Dataset entries
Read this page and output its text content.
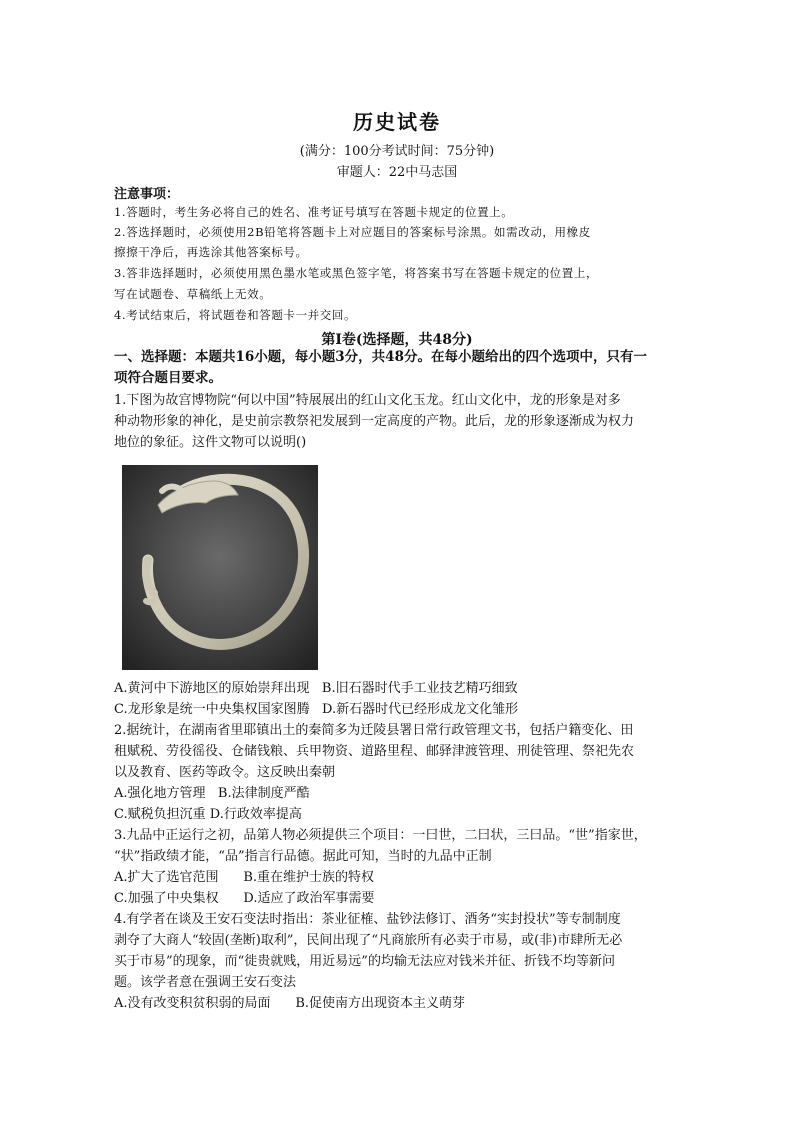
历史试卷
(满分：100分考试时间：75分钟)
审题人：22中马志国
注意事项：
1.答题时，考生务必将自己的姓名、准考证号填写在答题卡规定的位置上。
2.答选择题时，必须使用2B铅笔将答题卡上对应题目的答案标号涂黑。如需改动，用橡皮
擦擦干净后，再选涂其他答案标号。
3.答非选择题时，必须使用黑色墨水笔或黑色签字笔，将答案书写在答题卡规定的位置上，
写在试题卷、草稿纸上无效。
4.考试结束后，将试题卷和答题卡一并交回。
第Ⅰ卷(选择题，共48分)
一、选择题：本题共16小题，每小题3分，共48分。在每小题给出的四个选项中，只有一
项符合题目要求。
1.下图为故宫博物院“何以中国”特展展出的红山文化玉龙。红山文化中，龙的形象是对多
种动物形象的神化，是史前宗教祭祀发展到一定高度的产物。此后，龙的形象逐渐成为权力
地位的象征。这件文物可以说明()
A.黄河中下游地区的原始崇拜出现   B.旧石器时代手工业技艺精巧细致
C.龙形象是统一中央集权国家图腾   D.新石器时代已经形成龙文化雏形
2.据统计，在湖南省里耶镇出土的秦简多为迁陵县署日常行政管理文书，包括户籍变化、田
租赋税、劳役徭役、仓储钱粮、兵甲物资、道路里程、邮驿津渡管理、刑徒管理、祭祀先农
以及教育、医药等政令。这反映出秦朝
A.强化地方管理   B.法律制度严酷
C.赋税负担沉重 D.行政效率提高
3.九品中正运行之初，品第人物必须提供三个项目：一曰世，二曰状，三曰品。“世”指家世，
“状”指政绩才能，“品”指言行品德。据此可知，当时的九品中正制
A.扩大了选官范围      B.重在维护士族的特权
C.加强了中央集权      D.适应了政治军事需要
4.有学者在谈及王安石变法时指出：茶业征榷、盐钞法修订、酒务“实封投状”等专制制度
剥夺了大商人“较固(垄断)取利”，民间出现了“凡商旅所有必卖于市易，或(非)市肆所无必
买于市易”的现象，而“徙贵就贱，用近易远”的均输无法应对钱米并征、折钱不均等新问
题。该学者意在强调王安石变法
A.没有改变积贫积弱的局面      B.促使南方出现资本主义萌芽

■ Aim of the exercise
Transcribe every line in the entries above, taking out only the images.

■ Result for this task
Read this page and output its text content.
历史试卷
(满分：100分考试时间：75分钟)
审题人：22中马志国
注意事项：
1.答题时，考生务必将自己的姓名、准考证号填写在答题卡规定的位置上。
2.答选择题时，必须使用2B铅笔将答题卡上对应题目的答案标号涂黑。如需改动，用橡皮
擦擦干净后，再选涂其他答案标号。
3.答非选择题时，必须使用黑色墨水笔或黑色签字笔，将答案书写在答题卡规定的位置上，
写在试题卷、草稿纸上无效。
4.考试结束后，将试题卷和答题卡一并交回。
第Ⅰ卷(选择题，共48分)
一、选择题：本题共16小题，每小题3分，共48分。在每小题给出的四个选项中，只有一
项符合题目要求。
1.下图为故宫博物院“何以中国”特展展出的红山文化玉龙。红山文化中，龙的形象是对多
种动物形象的神化，是史前宗教祭祀发展到一定高度的产物。此后，龙的形象逐渐成为权力
地位的象征。这件文物可以说明()
A.黄河中下游地区的原始崇拜出现   B.旧石器时代手工业技艺精巧细致
C.龙形象是统一中央集权国家图腾   D.新石器时代已经形成龙文化雏形
2.据统计，在湖南省里耶镇出土的秦简多为迁陵县署日常行政管理文书，包括户籍变化、田
租赋税、劳役徭役、仓储钱粮、兵甲物资、道路里程、邮驿津渡管理、刑徒管理、祭祀先农
以及教育、医药等政令。这反映出秦朝
A.强化地方管理   B.法律制度严酷
C.赋税负担沉重 D.行政效率提高
3.九品中正运行之初，品第人物必须提供三个项目：一曰世，二曰状，三曰品。“世”指家世，
“状”指政绩才能，“品”指言行品德。据此可知，当时的九品中正制
A.扩大了选官范围      B.重在维护士族的特权
C.加强了中央集权      D.适应了政治军事需要
4.有学者在谈及王安石变法时指出：茶业征榷、盐钞法修订、酒务“实封投状”等专制制度
剥夺了大商人“较固(垄断)取利”，民间出现了“凡商旅所有必卖于市易，或(非)市肆所无必
买于市易”的现象，而“徙贵就贱，用近易远”的均输无法应对钱米并征、折钱不均等新问
题。该学者意在强调王安石变法
A.没有改变积贫积弱的局面      B.促使南方出现资本主义萌芽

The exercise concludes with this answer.